▶ _The request_
Copy the data below exactly, omitting any picture it contains.

▶ _Supplied data_

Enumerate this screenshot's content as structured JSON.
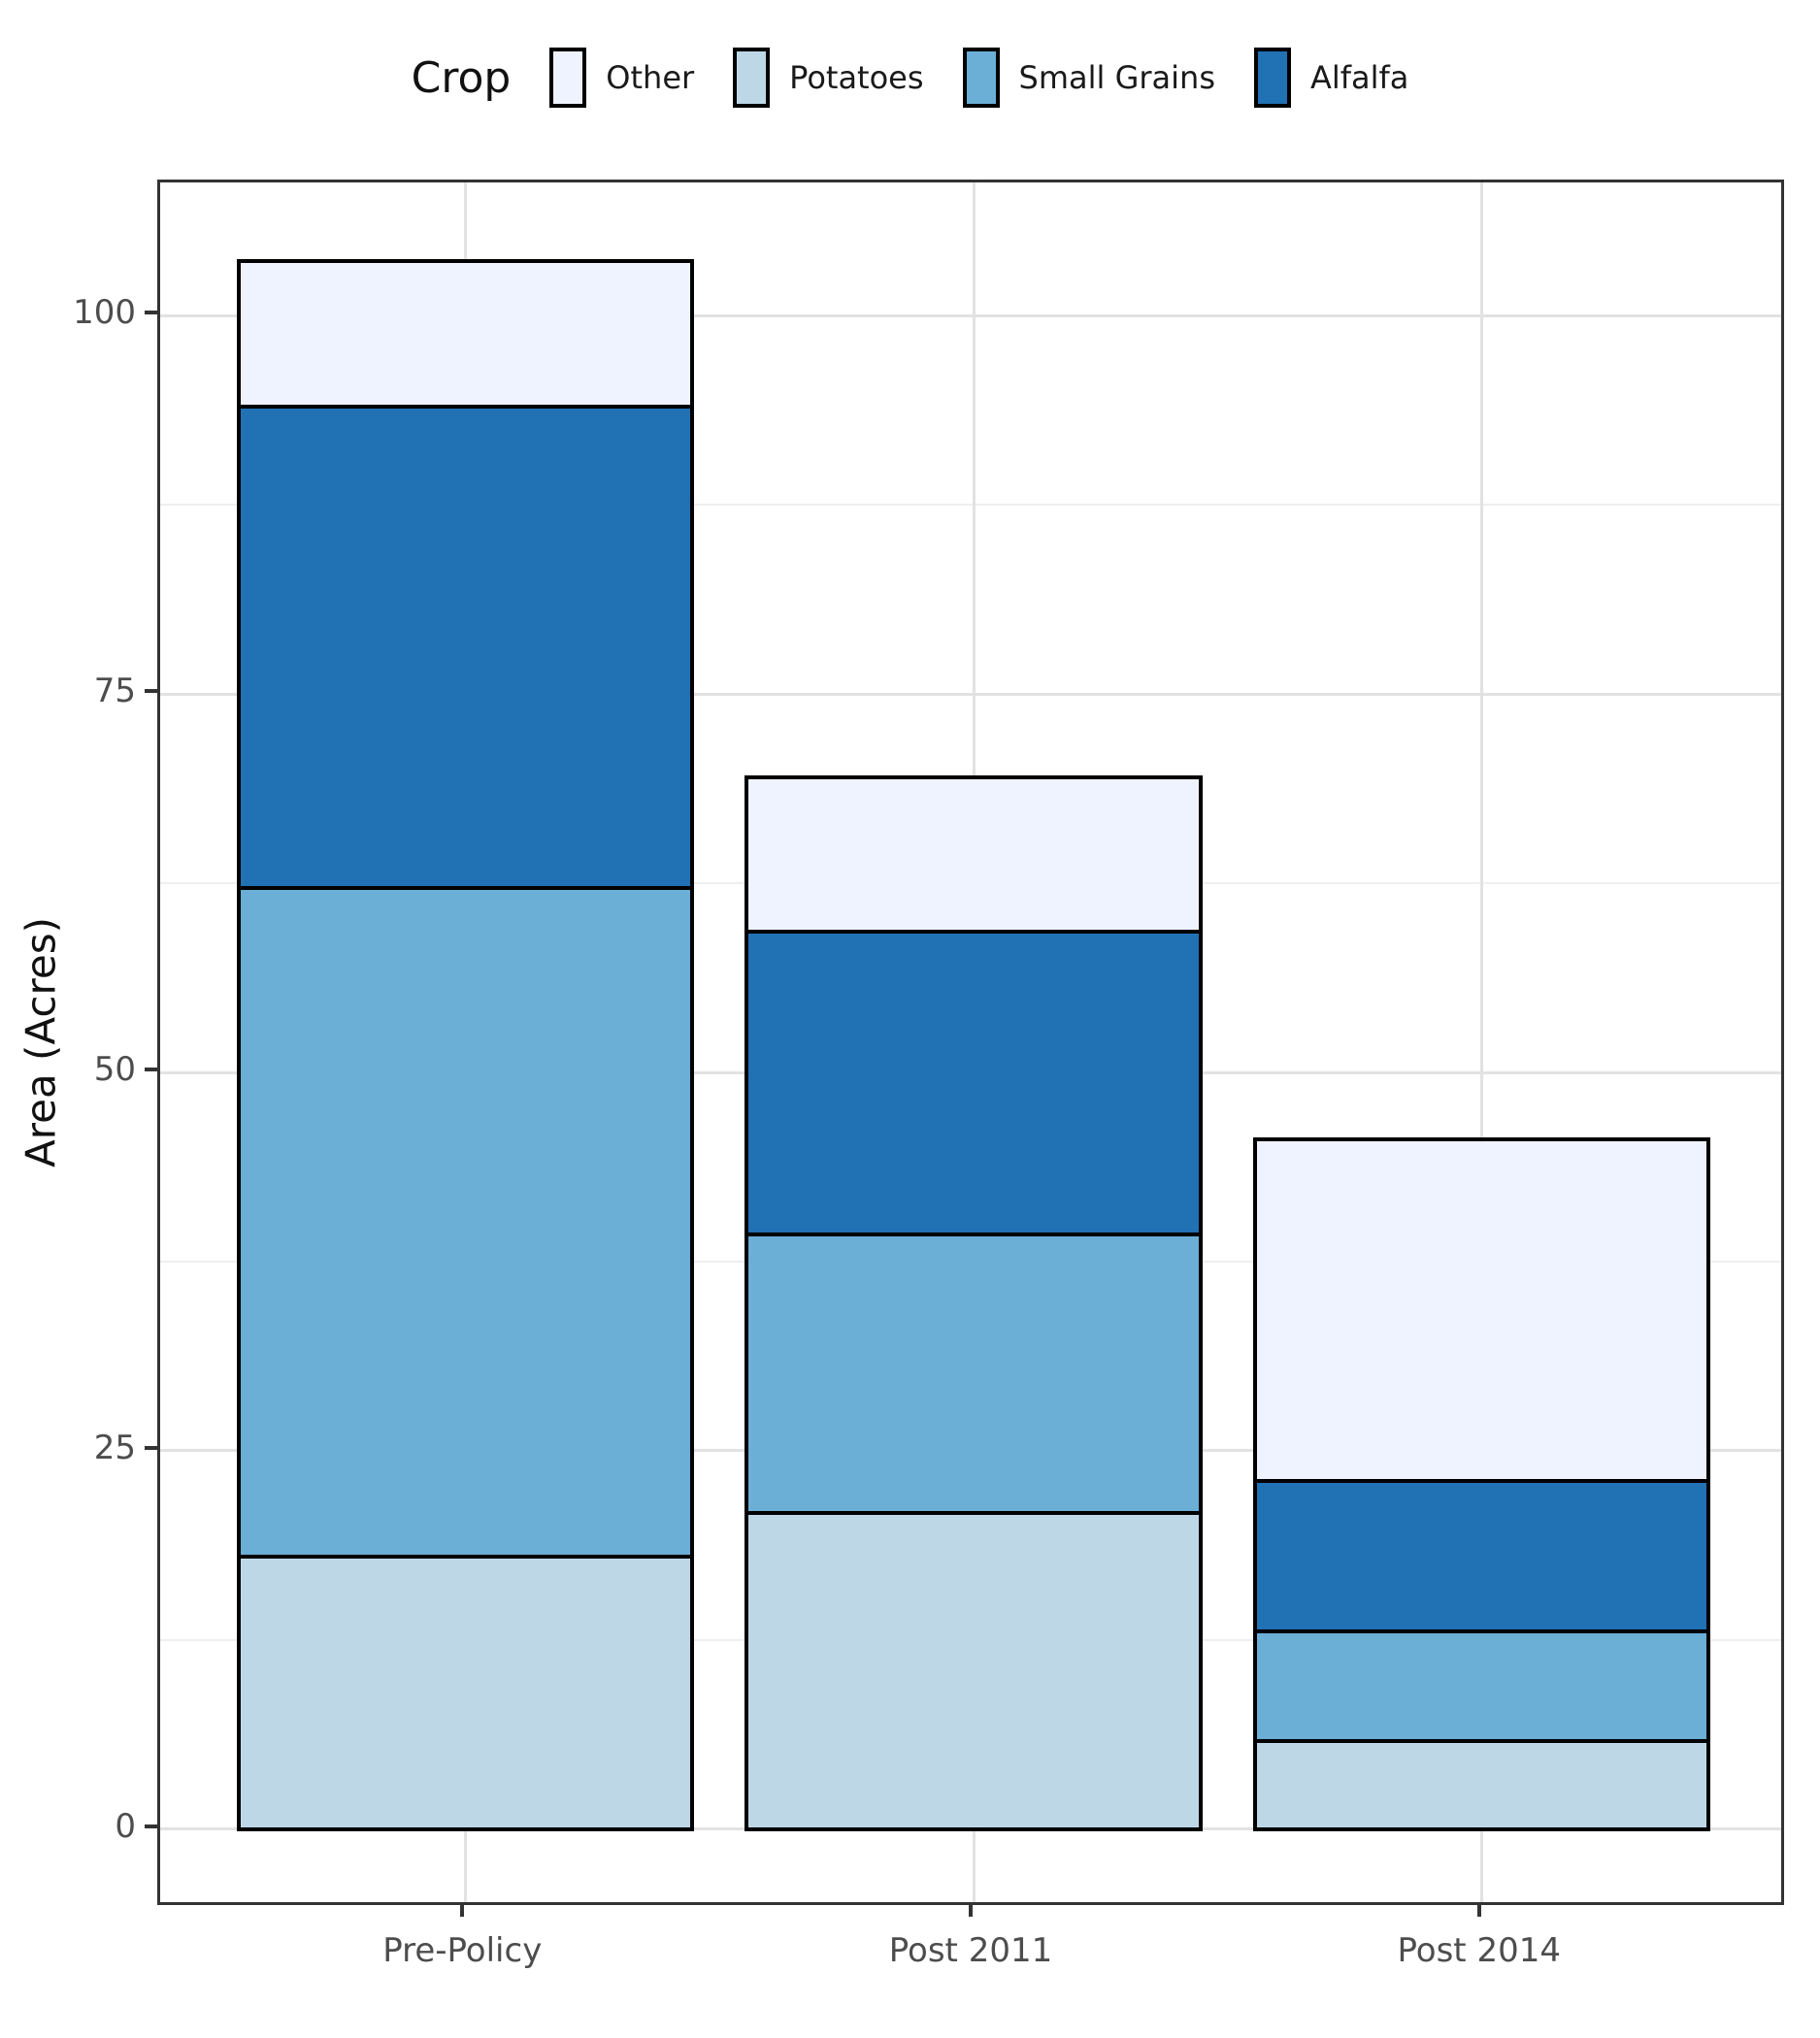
{
  "legend": {
    "title": "Crop",
    "items": [
      {
        "label": "Other",
        "color": "#EFF3FF"
      },
      {
        "label": "Potatoes",
        "color": "#BDD7E7"
      },
      {
        "label": "Small Grains",
        "color": "#6BAED6"
      },
      {
        "label": "Alfalfa",
        "color": "#2171B5"
      }
    ]
  },
  "chart_data": {
    "type": "bar",
    "stacked": true,
    "title": "",
    "xlabel": "",
    "ylabel": "Area (Acres)",
    "categories": [
      "Pre-Policy",
      "Post 2011",
      "Post 2014"
    ],
    "series": [
      {
        "name": "Potatoes",
        "color": "#BDD7E7",
        "values": [
          18.0,
          20.9,
          5.8
        ]
      },
      {
        "name": "Small Grains",
        "color": "#6BAED6",
        "values": [
          44.2,
          18.4,
          7.3
        ]
      },
      {
        "name": "Alfalfa",
        "color": "#2171B5",
        "values": [
          31.8,
          20.0,
          9.9
        ]
      },
      {
        "name": "Other",
        "color": "#EFF3FF",
        "values": [
          9.6,
          10.2,
          22.6
        ]
      }
    ],
    "bar_totals": [
      103.6,
      69.5,
      45.6
    ],
    "yticks": [
      0,
      25,
      50,
      75,
      100
    ],
    "minor_yticks": [
      12.5,
      37.5,
      62.5,
      87.5
    ],
    "ylim": [
      -5.2,
      108.8
    ],
    "grid": true,
    "legend_position": "top",
    "bar_border_color": "#000000",
    "panel_border_color": "#333333",
    "axis_text_color": "#4d4d4d"
  }
}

▶ _Written solution_
Enumerate this screenshot's content as structured JSON.
{
  "legend": {
    "title": "Crop",
    "items": [
      {
        "label": "Other",
        "color": "#EFF3FF"
      },
      {
        "label": "Potatoes",
        "color": "#BDD7E7"
      },
      {
        "label": "Small Grains",
        "color": "#6BAED6"
      },
      {
        "label": "Alfalfa",
        "color": "#2171B5"
      }
    ]
  },
  "chart_data": {
    "type": "bar",
    "stacked": true,
    "title": "",
    "xlabel": "",
    "ylabel": "Area (Acres)",
    "categories": [
      "Pre-Policy",
      "Post 2011",
      "Post 2014"
    ],
    "series": [
      {
        "name": "Potatoes",
        "color": "#BDD7E7",
        "values": [
          18.0,
          20.9,
          5.8
        ]
      },
      {
        "name": "Small Grains",
        "color": "#6BAED6",
        "values": [
          44.2,
          18.4,
          7.3
        ]
      },
      {
        "name": "Alfalfa",
        "color": "#2171B5",
        "values": [
          31.8,
          20.0,
          9.9
        ]
      },
      {
        "name": "Other",
        "color": "#EFF3FF",
        "values": [
          9.6,
          10.2,
          22.6
        ]
      }
    ],
    "bar_totals": [
      103.6,
      69.5,
      45.6
    ],
    "yticks": [
      0,
      25,
      50,
      75,
      100
    ],
    "minor_yticks": [
      12.5,
      37.5,
      62.5,
      87.5
    ],
    "ylim": [
      -5.2,
      108.8
    ],
    "grid": true,
    "legend_position": "top",
    "bar_border_color": "#000000",
    "panel_border_color": "#333333",
    "axis_text_color": "#4d4d4d"
  }
}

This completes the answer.